= What needs to be done =
Using the data below, gather each line that includes the word "不正确的一项是".

= Records for this task =
####

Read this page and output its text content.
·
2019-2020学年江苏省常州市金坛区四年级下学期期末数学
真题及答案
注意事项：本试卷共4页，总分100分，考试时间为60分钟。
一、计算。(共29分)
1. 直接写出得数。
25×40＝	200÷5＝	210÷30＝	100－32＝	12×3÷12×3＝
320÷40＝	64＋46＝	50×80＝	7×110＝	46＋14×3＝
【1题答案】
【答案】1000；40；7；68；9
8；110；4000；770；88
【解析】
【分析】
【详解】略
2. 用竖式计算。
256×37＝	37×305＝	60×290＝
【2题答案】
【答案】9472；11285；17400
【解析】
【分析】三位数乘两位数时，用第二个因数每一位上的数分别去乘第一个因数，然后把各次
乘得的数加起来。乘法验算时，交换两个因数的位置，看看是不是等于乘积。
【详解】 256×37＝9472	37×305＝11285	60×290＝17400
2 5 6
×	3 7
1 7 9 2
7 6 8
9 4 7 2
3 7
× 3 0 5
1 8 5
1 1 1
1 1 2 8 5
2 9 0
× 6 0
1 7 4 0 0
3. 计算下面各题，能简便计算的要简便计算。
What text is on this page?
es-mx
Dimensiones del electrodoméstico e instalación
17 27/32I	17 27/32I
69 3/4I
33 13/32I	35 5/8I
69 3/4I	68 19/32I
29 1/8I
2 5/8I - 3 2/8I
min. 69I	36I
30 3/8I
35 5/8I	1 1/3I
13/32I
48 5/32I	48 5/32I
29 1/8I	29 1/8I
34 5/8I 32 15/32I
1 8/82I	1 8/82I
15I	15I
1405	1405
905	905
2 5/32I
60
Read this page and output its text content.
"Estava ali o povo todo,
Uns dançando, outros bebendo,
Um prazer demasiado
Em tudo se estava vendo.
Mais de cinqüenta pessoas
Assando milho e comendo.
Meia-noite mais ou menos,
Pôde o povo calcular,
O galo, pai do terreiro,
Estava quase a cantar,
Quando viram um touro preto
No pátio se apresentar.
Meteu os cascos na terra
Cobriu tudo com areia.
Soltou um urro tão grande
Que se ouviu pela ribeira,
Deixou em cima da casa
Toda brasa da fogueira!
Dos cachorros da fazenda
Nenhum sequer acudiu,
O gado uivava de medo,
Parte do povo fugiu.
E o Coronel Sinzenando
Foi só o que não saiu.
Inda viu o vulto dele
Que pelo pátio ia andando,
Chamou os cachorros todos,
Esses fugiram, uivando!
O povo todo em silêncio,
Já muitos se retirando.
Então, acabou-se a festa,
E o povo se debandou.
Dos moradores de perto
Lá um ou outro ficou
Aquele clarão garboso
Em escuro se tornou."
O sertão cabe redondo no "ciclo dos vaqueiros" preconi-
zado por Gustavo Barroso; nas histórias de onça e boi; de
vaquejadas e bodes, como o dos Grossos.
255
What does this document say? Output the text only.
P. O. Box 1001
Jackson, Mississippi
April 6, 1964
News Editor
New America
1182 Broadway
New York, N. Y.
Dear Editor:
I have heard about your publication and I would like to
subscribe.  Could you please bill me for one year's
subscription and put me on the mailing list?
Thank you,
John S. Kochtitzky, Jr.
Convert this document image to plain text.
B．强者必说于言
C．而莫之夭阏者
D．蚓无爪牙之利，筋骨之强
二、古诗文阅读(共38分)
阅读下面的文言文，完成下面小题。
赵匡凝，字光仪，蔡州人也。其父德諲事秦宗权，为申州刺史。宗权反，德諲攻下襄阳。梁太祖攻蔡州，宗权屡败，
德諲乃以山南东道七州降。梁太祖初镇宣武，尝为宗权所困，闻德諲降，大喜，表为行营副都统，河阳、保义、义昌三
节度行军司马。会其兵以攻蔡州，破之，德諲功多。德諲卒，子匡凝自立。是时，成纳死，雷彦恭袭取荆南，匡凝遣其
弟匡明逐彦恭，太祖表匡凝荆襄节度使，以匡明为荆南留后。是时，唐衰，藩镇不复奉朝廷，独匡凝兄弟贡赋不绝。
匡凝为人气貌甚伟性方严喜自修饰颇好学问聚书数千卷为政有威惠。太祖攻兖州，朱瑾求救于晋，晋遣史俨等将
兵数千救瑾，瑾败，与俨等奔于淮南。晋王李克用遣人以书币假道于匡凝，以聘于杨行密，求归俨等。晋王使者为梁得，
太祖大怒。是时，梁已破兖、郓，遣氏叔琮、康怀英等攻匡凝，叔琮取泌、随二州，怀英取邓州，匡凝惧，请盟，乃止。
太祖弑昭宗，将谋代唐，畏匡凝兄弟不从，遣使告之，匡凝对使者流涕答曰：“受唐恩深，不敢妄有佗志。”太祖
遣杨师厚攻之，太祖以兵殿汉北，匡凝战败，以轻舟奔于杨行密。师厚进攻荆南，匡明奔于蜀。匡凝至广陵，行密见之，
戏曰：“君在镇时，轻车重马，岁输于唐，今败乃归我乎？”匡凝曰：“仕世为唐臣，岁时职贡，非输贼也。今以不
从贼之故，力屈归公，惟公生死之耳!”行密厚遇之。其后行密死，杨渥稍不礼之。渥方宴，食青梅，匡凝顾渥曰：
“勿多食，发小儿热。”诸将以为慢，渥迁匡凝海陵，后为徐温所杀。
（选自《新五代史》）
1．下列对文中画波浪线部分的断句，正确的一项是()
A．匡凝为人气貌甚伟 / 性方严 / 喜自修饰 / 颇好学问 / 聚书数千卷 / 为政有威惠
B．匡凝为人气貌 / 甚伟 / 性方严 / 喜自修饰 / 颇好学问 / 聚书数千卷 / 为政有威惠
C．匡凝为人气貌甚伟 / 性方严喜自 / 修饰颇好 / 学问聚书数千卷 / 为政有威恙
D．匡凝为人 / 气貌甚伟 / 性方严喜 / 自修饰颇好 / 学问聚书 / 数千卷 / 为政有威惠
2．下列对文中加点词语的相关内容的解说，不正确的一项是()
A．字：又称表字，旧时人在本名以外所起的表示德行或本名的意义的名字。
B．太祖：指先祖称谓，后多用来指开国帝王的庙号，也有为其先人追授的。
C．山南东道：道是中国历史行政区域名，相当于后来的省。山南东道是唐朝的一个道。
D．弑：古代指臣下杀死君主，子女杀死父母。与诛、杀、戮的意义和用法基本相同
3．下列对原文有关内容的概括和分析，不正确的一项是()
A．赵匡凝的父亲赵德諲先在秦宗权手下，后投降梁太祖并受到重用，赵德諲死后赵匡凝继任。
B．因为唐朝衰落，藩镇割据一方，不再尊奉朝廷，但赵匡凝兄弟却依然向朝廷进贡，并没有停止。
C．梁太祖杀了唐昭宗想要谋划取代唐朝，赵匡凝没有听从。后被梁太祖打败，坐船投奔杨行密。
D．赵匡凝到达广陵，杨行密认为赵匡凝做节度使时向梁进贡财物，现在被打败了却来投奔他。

####

= Exercise solution =
2．下列对文中加点词语的相关内容的解说，不正确的一项是()
3．下列对原文有关内容的概括和分析，不正确的一项是()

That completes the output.